**Stated problem**
Could you rewrite only the rows between the one holding "localize each UI" and the one holding "europe-data-point xyxy=(826,332,840,346)", inclusive, putting "china-point" wherever "china-data-point" appears and leaving everything else unchanged?

**Provided records**
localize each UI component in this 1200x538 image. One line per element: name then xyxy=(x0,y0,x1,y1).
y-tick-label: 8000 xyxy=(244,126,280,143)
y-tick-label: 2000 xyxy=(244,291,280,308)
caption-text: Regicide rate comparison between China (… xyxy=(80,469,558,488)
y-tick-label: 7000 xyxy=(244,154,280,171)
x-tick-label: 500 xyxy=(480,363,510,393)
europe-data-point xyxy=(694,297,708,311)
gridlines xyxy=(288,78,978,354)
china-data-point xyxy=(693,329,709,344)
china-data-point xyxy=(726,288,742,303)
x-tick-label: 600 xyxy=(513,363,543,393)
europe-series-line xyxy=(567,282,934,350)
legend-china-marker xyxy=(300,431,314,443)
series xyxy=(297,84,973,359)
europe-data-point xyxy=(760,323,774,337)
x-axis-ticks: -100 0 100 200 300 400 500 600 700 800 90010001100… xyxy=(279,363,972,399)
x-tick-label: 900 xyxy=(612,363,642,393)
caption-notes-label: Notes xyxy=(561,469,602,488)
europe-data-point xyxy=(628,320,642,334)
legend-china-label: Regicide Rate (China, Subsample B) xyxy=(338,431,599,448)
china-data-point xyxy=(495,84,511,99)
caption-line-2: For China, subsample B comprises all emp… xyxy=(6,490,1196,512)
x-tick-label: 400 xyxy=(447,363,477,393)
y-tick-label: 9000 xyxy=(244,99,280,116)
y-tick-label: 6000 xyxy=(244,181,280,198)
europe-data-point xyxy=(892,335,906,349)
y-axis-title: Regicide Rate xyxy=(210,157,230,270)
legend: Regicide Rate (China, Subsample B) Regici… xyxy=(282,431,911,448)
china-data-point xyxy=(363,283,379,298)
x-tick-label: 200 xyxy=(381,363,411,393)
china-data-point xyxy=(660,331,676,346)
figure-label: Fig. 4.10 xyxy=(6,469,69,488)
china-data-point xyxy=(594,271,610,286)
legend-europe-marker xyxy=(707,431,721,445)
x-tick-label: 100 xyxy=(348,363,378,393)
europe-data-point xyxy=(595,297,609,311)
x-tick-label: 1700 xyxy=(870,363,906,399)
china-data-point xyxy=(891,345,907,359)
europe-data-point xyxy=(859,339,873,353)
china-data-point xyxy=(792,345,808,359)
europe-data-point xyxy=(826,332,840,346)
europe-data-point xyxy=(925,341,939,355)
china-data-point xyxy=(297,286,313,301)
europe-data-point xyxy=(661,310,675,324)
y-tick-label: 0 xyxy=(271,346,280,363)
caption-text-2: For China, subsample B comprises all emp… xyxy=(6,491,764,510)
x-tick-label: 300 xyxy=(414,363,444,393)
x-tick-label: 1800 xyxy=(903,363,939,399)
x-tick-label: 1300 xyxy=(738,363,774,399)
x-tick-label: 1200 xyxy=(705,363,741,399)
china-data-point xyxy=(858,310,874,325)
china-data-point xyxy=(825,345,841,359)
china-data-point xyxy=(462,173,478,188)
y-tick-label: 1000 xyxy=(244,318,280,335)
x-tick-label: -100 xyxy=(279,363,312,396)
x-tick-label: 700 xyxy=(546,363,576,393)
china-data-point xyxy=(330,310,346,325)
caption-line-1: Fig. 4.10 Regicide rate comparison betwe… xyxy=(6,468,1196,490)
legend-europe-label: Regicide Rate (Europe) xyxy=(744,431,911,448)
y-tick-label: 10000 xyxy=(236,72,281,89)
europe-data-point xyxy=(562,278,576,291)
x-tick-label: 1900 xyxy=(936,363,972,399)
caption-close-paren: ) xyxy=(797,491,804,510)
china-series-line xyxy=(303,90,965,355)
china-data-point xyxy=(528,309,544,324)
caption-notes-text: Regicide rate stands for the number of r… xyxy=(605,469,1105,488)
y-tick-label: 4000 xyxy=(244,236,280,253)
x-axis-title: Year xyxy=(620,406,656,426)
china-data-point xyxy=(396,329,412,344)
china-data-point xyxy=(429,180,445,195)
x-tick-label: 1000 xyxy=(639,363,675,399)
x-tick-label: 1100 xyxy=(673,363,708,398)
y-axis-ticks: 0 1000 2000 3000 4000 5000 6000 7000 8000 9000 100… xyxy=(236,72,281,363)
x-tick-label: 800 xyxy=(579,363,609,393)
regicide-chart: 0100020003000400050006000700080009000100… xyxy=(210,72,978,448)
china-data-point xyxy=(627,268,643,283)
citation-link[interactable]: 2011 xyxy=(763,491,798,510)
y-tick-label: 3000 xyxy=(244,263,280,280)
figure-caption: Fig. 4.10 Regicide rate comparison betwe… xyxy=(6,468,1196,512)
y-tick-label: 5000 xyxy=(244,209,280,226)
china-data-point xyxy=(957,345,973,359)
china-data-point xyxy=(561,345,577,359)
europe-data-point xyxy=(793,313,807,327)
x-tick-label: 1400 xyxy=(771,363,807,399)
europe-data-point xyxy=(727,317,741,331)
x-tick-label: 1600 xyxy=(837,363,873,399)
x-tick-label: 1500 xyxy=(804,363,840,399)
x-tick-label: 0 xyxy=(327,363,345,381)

==

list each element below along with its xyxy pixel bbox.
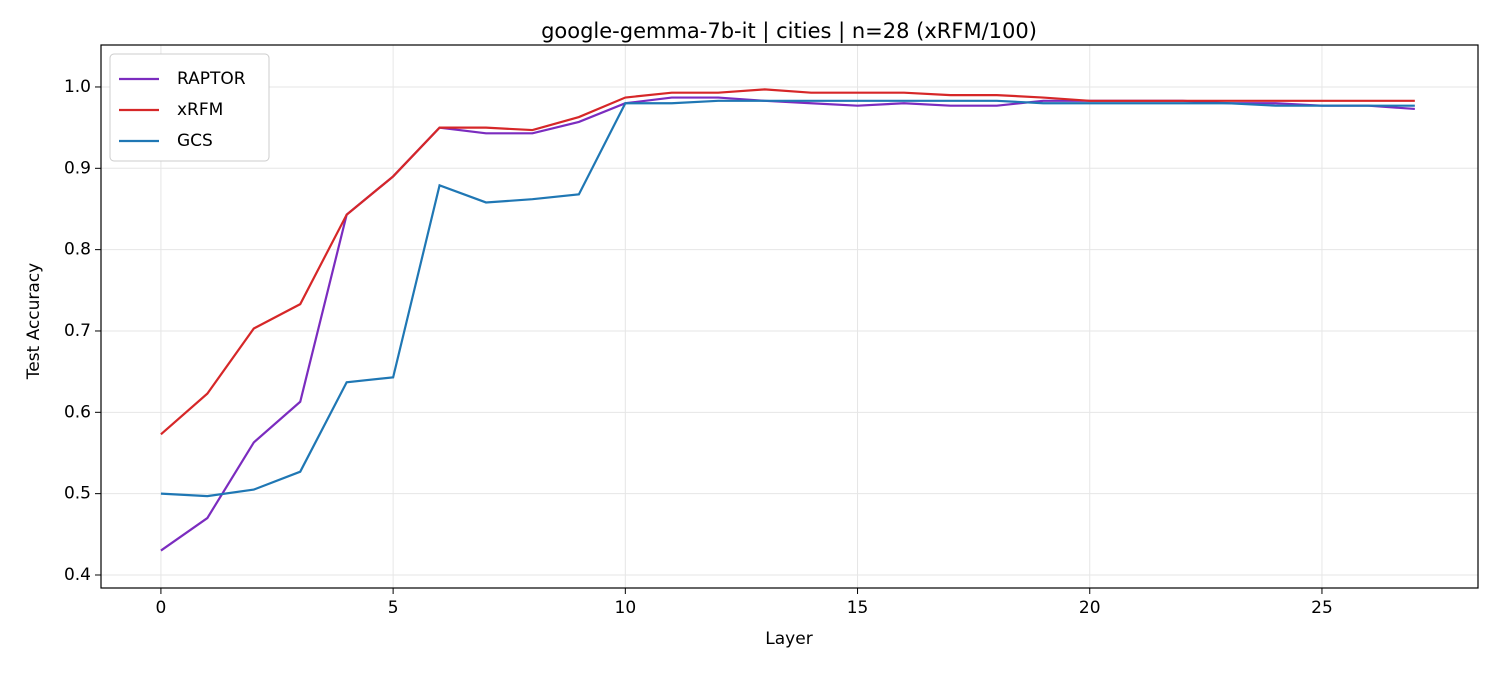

**Answer to this problem**
localize each UI component in this 1200x538 image. One line per element: name then xyxy=(x0,y0,x1,y1).
y-tick-label: 8000 xyxy=(244,126,280,143)
y-tick-label: 2000 xyxy=(244,291,280,308)
caption-text: Regicide rate comparison between China (… xyxy=(80,469,558,488)
y-tick-label: 7000 xyxy=(244,154,280,171)
x-tick-label: 500 xyxy=(480,363,510,393)
europe-data-point xyxy=(694,297,708,311)
gridlines xyxy=(288,78,978,354)
china-point xyxy=(693,329,709,344)
china-point xyxy=(726,288,742,303)
x-tick-label: 600 xyxy=(513,363,543,393)
europe-series-line xyxy=(567,282,934,350)
legend-china-marker xyxy=(300,431,314,443)
series xyxy=(297,84,973,359)
europe-data-point xyxy=(760,323,774,337)
x-axis-ticks: -100 0 100 200 300 400 500 600 700 800 90010001100… xyxy=(279,363,972,399)
x-tick-label: 900 xyxy=(612,363,642,393)
caption-notes-label: Notes xyxy=(561,469,602,488)
europe-data-point xyxy=(628,320,642,334)
legend-china-label: Regicide Rate (China, Subsample B) xyxy=(338,431,599,448)
china-point xyxy=(495,84,511,99)
caption-line-2: For China, subsample B comprises all emp… xyxy=(6,490,1196,512)
x-tick-label: 400 xyxy=(447,363,477,393)
y-tick-label: 9000 xyxy=(244,99,280,116)
y-tick-label: 6000 xyxy=(244,181,280,198)
europe-data-point xyxy=(892,335,906,349)
y-axis-title: Regicide Rate xyxy=(210,157,230,270)
legend: Regicide Rate (China, Subsample B) Regici… xyxy=(282,431,911,448)
china-point xyxy=(363,283,379,298)
x-tick-label: 200 xyxy=(381,363,411,393)
china-point xyxy=(660,331,676,346)
figure-label: Fig. 4.10 xyxy=(6,469,69,488)
china-point xyxy=(594,271,610,286)
legend-europe-marker xyxy=(707,431,721,445)
x-tick-label: 100 xyxy=(348,363,378,393)
europe-data-point xyxy=(595,297,609,311)
x-tick-label: 1700 xyxy=(870,363,906,399)
china-point xyxy=(891,345,907,359)
europe-data-point xyxy=(859,339,873,353)
china-point xyxy=(792,345,808,359)
europe-data-point xyxy=(826,332,840,346)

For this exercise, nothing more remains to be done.